Tâches à réaliser:
**1)** Relevez toutes les organisations désignées par leur nom (ministère, tribunal, entreprises) dans l'article sur les délais du cahier des charges.
**2)** Poursuivez la rédaction de l'article sur les délais du cahier des charges à la suite de sa dernière phrase.

Extrait du texte:

==*==

Les délais du cahier des charges sont valides

6 janvier 2013
Par Me Patrick Garon-Sayegh

Tout entrepreneur qui fait affaire avec le ministère des Transports du Québec (« MTQ ») devrait être familier avec le « Cahier des charges et devis généraux ». En effet, le cahier des charges fait partie intégrante du tout contrat entre un entrepreneur et le MTQ, définit les droits et obligations des parties, et établit les exigences de base des travaux de construction d'infrastructures routières exécutés à travers le Québec.

 

Le cahier des charges prévoit une procédure de réclamation qui permet à un entrepreneur de demander, pendant les travaux, d'être compensé par le MTQ pour des travaux additionnels et imprévus qui surviennent dans le cadre d'un contrat à forfait. Cette procédure a longtemps été considérée comme obligatoire : un entrepreneur qui ne la suivait pas perdait son droit de réclamer du MTQ une fois ses délais écoulés.

 

La rigueur avec laquelle cette procédure doit être suivie a récemment été remise en cause par un entrepreneur dans l'affaire Construction Infrabec inc. c. Paul Savard, Entrepreneur électricien inc. [1], mais la Cour d'appel a réaffirmé l'importance de respecter les formalités prévues au cahier des charges à la lettre, sans quoi un entrepreneur doit assumer lui-même le coût des extras qu'il aurait pu réclamer du MTQ.

 

Les faits

Suite à un appel d’offres, le MTQ confie à Construction Infrabec inc. (« Infrabec ») un contrat de presque 15 000 000 $ pour la construction d’infrastructures routières. Ce contrat inclut la mise en place d’un système d’éclairage routier, et Infrabec sous-traite cette tâche à Paul Savard Entrepreneur Électricien inc. (« Savard »).

==*==

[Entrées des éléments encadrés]

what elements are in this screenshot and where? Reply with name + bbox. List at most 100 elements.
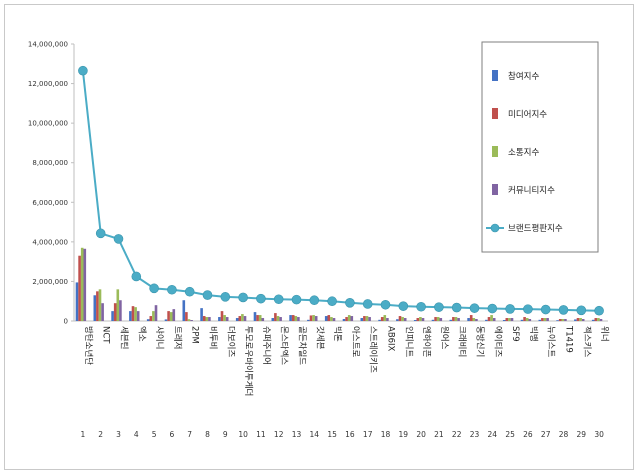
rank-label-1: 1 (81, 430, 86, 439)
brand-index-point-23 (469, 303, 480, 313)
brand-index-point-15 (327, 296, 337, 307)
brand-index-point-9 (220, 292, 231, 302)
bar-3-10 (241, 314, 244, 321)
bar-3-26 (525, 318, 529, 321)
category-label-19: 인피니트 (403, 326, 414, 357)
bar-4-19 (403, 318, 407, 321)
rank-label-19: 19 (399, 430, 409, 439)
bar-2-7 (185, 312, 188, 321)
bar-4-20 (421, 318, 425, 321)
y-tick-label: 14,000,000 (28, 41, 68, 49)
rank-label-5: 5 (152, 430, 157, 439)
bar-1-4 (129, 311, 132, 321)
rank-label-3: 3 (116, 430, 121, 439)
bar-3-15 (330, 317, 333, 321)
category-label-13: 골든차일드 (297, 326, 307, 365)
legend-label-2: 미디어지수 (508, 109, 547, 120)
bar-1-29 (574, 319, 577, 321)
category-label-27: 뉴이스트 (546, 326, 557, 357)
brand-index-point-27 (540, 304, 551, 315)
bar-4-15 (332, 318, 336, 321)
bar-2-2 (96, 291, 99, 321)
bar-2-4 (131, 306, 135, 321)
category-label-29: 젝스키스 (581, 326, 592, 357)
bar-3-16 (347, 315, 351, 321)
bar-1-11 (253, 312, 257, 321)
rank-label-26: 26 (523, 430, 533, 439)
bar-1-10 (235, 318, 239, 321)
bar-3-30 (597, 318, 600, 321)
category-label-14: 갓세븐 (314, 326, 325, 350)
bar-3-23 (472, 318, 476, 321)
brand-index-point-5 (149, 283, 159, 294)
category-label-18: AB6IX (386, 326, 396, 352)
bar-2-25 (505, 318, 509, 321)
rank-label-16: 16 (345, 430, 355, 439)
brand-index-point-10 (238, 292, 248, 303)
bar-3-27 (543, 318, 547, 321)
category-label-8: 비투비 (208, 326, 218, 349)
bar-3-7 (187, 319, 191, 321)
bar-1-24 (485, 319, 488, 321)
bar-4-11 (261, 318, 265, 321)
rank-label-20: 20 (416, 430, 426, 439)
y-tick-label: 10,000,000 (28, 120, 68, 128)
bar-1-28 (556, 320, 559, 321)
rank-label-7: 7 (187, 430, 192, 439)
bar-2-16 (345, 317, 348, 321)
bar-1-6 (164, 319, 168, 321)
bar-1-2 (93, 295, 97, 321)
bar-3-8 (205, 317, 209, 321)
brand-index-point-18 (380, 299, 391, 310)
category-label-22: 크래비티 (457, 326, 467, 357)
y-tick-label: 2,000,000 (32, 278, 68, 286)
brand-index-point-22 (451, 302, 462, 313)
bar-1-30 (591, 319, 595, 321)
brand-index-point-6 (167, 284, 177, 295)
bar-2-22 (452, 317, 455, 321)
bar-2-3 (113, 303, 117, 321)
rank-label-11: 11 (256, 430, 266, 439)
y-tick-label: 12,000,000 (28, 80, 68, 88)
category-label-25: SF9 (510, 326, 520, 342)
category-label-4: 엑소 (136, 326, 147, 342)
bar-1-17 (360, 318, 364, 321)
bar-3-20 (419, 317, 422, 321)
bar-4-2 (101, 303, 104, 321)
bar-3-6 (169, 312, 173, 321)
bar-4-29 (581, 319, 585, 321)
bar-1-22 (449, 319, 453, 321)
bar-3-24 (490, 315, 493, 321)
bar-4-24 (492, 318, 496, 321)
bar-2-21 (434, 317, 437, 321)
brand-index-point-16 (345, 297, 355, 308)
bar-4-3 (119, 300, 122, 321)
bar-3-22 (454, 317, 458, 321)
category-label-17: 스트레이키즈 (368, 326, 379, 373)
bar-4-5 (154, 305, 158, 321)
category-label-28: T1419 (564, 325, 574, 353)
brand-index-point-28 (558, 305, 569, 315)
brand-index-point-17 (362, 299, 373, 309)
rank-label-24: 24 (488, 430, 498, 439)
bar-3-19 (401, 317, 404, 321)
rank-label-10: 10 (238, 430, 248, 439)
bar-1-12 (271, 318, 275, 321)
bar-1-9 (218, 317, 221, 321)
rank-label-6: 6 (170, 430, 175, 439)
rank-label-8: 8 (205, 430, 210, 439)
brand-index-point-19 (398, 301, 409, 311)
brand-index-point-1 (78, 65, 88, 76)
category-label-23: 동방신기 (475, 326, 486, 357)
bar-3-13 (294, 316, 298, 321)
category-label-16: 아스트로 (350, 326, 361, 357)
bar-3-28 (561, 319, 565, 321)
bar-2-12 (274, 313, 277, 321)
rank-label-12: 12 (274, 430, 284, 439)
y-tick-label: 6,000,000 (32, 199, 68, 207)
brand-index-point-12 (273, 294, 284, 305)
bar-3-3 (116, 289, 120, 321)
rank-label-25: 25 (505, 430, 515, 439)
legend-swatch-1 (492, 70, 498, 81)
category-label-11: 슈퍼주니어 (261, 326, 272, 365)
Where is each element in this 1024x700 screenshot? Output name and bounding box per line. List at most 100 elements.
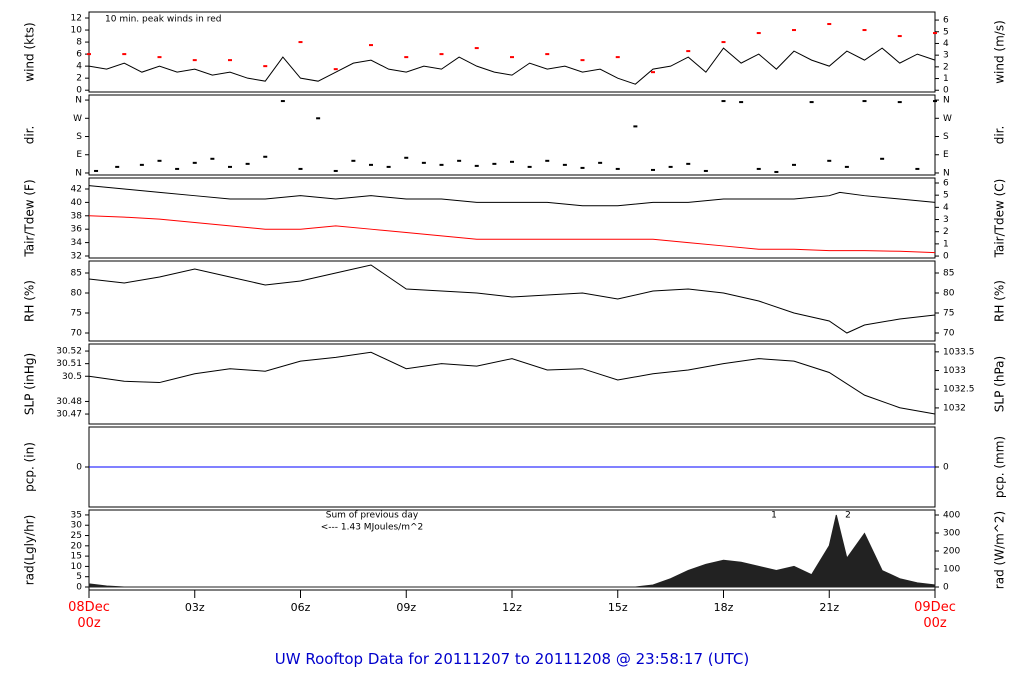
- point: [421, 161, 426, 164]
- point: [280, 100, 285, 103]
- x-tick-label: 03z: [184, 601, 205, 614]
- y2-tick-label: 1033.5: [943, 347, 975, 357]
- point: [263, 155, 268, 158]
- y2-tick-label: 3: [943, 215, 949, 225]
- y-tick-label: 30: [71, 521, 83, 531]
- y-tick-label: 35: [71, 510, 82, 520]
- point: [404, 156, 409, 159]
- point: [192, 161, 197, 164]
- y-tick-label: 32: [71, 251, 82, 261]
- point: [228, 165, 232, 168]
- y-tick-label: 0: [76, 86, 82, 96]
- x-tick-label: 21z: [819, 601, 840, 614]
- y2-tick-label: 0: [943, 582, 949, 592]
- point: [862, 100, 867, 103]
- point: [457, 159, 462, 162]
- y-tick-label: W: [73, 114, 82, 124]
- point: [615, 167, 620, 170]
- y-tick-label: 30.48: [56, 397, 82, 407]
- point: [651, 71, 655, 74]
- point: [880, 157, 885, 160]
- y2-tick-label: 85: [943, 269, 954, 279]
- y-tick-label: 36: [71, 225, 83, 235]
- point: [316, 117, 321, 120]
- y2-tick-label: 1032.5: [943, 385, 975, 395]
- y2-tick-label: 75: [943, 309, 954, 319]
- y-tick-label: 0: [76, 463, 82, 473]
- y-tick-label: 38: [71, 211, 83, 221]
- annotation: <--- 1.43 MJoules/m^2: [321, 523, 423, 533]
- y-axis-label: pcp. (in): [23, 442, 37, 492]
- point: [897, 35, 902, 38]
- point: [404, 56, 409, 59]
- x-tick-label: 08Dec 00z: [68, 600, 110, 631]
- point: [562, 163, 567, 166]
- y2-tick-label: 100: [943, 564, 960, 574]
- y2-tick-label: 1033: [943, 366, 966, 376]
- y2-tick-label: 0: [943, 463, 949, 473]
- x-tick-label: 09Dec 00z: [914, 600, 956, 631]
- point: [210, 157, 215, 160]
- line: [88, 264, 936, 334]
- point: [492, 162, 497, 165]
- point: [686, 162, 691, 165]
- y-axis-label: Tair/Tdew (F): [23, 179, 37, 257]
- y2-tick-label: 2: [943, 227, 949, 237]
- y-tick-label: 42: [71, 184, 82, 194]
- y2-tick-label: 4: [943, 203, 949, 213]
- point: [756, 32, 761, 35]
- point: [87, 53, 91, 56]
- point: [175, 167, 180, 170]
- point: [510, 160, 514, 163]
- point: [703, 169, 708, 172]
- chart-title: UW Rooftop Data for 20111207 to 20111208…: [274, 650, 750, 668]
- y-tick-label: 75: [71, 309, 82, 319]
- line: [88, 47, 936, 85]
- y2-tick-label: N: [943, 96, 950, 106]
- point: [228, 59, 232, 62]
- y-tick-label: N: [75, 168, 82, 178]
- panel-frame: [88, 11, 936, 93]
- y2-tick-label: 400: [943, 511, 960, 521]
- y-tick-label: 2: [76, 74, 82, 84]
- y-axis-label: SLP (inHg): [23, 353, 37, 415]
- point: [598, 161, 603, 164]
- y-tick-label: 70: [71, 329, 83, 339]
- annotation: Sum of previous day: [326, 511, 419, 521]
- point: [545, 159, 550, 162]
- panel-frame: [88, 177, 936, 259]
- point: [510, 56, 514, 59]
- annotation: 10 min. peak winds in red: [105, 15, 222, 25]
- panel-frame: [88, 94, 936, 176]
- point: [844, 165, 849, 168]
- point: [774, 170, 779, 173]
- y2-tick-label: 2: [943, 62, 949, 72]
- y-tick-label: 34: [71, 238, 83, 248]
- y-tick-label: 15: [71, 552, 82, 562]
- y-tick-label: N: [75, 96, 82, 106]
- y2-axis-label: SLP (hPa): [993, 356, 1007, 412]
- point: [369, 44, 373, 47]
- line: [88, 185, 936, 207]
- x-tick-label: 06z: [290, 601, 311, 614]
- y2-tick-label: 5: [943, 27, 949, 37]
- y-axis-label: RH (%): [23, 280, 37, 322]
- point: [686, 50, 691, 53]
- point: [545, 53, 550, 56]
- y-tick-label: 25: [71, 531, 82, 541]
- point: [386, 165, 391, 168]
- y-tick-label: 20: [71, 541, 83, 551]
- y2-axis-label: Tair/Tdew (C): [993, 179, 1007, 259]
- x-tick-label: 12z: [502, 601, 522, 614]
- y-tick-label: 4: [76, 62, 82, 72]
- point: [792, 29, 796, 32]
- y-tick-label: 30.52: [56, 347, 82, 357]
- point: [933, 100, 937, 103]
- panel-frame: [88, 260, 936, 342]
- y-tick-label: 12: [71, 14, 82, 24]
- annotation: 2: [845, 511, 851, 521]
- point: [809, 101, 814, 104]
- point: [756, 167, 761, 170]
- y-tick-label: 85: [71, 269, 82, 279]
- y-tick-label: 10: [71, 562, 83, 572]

==*==

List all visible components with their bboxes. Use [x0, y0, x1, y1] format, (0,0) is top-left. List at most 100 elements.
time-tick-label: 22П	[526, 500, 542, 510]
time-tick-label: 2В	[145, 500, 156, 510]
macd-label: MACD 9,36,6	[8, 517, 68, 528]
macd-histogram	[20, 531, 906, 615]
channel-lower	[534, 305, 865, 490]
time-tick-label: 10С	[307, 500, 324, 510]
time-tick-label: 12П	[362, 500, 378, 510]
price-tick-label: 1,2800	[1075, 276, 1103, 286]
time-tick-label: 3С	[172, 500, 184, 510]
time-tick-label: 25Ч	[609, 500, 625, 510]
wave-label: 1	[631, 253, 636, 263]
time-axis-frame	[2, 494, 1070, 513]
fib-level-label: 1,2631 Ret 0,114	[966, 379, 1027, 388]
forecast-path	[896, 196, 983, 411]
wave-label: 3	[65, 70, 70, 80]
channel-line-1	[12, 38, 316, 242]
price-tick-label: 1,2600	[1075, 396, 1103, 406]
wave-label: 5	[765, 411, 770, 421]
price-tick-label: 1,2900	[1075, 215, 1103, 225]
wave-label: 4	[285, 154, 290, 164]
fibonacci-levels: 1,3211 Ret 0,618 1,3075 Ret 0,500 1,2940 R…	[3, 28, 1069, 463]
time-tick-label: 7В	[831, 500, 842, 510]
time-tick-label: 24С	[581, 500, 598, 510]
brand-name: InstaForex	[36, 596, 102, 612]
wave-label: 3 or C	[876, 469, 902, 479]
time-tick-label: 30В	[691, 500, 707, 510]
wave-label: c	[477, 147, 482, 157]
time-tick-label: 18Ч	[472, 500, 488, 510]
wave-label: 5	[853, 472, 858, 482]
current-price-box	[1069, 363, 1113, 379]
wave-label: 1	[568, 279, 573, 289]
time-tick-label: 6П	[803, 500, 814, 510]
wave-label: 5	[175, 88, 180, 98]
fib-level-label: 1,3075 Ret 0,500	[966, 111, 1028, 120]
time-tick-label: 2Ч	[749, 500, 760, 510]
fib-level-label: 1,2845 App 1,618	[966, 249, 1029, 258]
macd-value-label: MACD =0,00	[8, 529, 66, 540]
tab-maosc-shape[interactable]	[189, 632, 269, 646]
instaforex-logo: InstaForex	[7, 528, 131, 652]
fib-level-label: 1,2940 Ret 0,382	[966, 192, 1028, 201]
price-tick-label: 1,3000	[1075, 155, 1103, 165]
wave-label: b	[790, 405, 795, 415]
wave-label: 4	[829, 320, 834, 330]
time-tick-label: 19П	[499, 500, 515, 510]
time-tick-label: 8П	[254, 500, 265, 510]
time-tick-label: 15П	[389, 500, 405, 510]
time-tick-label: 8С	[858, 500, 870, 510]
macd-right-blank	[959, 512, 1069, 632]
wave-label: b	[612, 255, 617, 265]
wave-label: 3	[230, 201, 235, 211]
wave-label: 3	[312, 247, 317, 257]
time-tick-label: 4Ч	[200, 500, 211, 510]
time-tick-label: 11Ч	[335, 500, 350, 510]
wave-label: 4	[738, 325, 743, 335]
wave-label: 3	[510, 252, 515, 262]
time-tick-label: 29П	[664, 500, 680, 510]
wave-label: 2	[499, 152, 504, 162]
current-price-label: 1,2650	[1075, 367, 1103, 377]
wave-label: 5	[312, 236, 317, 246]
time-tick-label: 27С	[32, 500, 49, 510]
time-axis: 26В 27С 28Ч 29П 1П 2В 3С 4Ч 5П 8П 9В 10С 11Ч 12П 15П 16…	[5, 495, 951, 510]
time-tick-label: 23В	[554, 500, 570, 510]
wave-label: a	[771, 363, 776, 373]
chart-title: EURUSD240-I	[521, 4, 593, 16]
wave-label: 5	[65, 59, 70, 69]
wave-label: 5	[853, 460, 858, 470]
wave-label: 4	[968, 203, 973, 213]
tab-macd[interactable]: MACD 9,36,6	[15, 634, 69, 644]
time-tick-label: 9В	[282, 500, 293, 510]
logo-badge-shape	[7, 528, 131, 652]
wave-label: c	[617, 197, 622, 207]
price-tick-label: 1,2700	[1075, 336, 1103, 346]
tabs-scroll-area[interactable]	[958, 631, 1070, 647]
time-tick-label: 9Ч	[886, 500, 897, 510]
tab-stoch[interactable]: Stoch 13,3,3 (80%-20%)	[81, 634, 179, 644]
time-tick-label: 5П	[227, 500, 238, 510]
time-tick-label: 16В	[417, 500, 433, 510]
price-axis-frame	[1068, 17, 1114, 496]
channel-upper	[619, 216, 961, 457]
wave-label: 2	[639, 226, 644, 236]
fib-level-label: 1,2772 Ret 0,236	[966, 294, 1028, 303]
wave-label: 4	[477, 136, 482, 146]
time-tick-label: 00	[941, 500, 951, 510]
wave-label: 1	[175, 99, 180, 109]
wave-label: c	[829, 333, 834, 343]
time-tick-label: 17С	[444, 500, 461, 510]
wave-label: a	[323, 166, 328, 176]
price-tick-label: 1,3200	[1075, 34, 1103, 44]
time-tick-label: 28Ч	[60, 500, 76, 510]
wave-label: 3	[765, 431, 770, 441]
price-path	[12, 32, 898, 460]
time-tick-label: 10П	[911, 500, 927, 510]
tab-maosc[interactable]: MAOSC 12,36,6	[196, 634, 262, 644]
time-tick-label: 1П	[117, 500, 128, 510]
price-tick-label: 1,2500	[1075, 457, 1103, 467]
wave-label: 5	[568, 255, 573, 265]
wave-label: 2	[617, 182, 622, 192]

==*==

Réponses aux tâches:
**1)**
- Ministère des Transports du Québec (MTQ)
- Construction Infrabec inc. (Infrabec)
- Paul Savard Entrepreneur Électricien inc. (Savard)
- Cour d'appel

**2)**
Pendant l'exécution du contrat, une série de travaux imprévus oblige Savard à faire des réclamations pour compensation financière auprès d’Infrabec. Ces réclamations sont envoyées non seulement à Infrabec, mais aussi au MTQ. Des rencontres ont lieu et le MTQ accepte certaines réclamations et en refuse d'autres. Savard conteste chaque refus auprès d’Infrabec et demande d'être payée par cette dernière. Infrabec refuse, et Savard intente une action contre elle pour les quelque 240 000 $ qui lui sont refusés. Infrabec intente à son tour un recours en garantie contre le MTQ.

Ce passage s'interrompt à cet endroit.